**CHALLENGE:** Transcribe the listing exactly, leaving out every picture.

◇ ◇ ◇ ◇

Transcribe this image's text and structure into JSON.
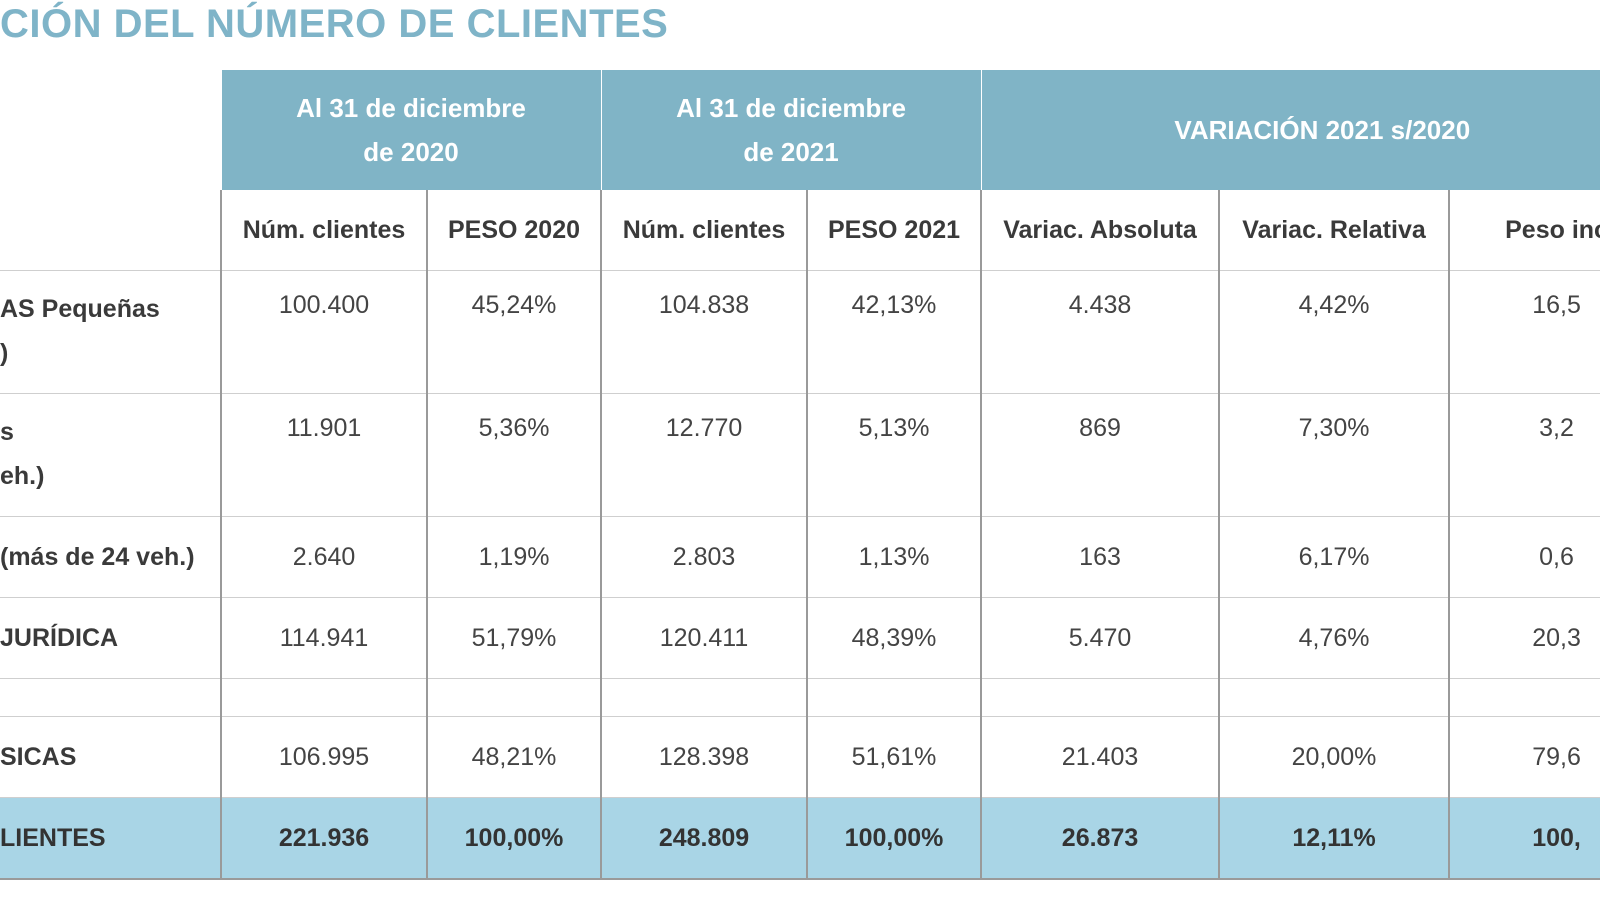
{
  "title": "CIÓN DEL NÚMERO DE CLIENTES",
  "header": {
    "groups": [
      {
        "line1": "Al 31 de diciembre",
        "line2": "de 2020"
      },
      {
        "line1": "Al 31 de diciembre",
        "line2": "de  2021"
      },
      {
        "line1": "VARIACIÓN 2021 s/2020",
        "line2": ""
      }
    ],
    "columns": [
      "Núm. clientes",
      "PESO 2020",
      "Núm. clientes",
      "PESO 2021",
      "Variac. Absoluta",
      "Variac. Relativa",
      "Peso inc"
    ]
  },
  "rows": [
    {
      "label1": "AS Pequeñas",
      "label2": ")",
      "values": [
        "100.400",
        "45,24%",
        "104.838",
        "42,13%",
        "4.438",
        "4,42%",
        "16,5"
      ]
    },
    {
      "label1": "s",
      "label2": "eh.)",
      "values": [
        "11.901",
        "5,36%",
        "12.770",
        "5,13%",
        "869",
        "7,30%",
        "3,2"
      ]
    },
    {
      "label1": "(más de 24 veh.)",
      "label2": "",
      "values": [
        "2.640",
        "1,19%",
        "2.803",
        "1,13%",
        "163",
        "6,17%",
        "0,6"
      ]
    },
    {
      "label1": " JURÍDICA",
      "label2": "",
      "values": [
        "114.941",
        "51,79%",
        "120.411",
        "48,39%",
        "5.470",
        "4,76%",
        "20,3"
      ]
    },
    {
      "label1": "SICAS",
      "label2": "",
      "values": [
        "106.995",
        "48,21%",
        "128.398",
        "51,61%",
        "21.403",
        "20,00%",
        "79,6"
      ]
    }
  ],
  "total": {
    "label": "LIENTES",
    "values": [
      "221.936",
      "100,00%",
      "248.809",
      "100,00%",
      "26.873",
      "12,11%",
      "100,"
    ]
  },
  "colors": {
    "title": "#7fb4c8",
    "header_bg": "#80b4c6",
    "total_bg": "#a9d5e6"
  }
}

◇ ◇ ◇ ◇

**RESPONSE BELOW:**
Transcribe this image's text and structure into JSON.
{
  "title": "CIÓN DEL NÚMERO DE CLIENTES",
  "header": {
    "groups": [
      {
        "line1": "Al 31 de diciembre",
        "line2": "de 2020"
      },
      {
        "line1": "Al 31 de diciembre",
        "line2": "de  2021"
      },
      {
        "line1": "VARIACIÓN 2021 s/2020",
        "line2": ""
      }
    ],
    "columns": [
      "Núm. clientes",
      "PESO 2020",
      "Núm. clientes",
      "PESO 2021",
      "Variac. Absoluta",
      "Variac. Relativa",
      "Peso inc"
    ]
  },
  "rows": [
    {
      "label1": "AS Pequeñas",
      "label2": ")",
      "values": [
        "100.400",
        "45,24%",
        "104.838",
        "42,13%",
        "4.438",
        "4,42%",
        "16,5"
      ]
    },
    {
      "label1": "s",
      "label2": "eh.)",
      "values": [
        "11.901",
        "5,36%",
        "12.770",
        "5,13%",
        "869",
        "7,30%",
        "3,2"
      ]
    },
    {
      "label1": "(más de 24 veh.)",
      "label2": "",
      "values": [
        "2.640",
        "1,19%",
        "2.803",
        "1,13%",
        "163",
        "6,17%",
        "0,6"
      ]
    },
    {
      "label1": " JURÍDICA",
      "label2": "",
      "values": [
        "114.941",
        "51,79%",
        "120.411",
        "48,39%",
        "5.470",
        "4,76%",
        "20,3"
      ]
    },
    {
      "label1": "SICAS",
      "label2": "",
      "values": [
        "106.995",
        "48,21%",
        "128.398",
        "51,61%",
        "21.403",
        "20,00%",
        "79,6"
      ]
    }
  ],
  "total": {
    "label": "LIENTES",
    "values": [
      "221.936",
      "100,00%",
      "248.809",
      "100,00%",
      "26.873",
      "12,11%",
      "100,"
    ]
  },
  "colors": {
    "title": "#7fb4c8",
    "header_bg": "#80b4c6",
    "total_bg": "#a9d5e6"
  }
}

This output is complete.